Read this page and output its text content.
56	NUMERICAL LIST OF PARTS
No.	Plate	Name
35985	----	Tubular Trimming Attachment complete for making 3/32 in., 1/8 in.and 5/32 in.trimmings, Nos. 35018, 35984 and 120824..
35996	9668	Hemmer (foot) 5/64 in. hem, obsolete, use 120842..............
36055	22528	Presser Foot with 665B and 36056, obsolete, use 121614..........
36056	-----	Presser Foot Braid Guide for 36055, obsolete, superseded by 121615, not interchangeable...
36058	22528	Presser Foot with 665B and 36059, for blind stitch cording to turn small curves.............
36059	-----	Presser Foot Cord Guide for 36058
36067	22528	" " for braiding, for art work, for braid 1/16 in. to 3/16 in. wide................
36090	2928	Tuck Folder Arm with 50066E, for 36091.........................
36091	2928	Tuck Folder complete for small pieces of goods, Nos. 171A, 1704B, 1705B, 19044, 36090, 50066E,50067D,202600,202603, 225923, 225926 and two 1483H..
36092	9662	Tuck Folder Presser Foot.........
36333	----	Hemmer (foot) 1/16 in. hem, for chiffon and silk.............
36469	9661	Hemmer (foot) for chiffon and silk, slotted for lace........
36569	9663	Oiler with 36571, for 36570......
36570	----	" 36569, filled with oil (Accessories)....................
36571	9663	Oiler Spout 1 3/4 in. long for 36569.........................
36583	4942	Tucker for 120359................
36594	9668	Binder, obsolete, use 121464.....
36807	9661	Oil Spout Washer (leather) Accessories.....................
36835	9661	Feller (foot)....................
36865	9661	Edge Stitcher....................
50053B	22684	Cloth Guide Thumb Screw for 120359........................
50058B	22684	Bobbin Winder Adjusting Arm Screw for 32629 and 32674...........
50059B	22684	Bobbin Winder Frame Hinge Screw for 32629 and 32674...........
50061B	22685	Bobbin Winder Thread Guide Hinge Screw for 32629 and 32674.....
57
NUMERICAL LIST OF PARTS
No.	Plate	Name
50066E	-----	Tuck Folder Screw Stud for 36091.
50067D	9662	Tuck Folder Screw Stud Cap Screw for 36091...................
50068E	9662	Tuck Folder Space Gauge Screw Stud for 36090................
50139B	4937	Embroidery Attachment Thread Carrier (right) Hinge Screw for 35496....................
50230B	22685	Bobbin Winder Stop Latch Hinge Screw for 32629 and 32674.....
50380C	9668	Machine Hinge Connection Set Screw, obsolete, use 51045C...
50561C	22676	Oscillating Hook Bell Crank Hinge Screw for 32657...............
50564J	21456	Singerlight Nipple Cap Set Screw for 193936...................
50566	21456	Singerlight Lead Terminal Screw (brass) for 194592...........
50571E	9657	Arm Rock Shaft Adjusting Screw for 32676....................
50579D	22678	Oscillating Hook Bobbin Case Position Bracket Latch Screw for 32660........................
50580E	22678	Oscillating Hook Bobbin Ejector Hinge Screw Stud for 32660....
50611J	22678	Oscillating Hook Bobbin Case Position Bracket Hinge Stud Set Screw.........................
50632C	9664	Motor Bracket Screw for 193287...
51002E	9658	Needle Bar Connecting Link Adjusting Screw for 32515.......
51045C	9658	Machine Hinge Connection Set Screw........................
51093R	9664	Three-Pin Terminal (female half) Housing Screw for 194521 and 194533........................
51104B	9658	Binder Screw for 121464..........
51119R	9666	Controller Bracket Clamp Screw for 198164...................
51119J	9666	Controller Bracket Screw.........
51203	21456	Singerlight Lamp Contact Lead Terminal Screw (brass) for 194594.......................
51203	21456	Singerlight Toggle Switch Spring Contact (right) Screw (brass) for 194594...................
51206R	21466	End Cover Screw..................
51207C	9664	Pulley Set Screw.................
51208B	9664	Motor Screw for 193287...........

○ ○ ○

(Exercise description)
In the records above, how many lines include the string "Case"? Answer with only the number.

(Final answer)
2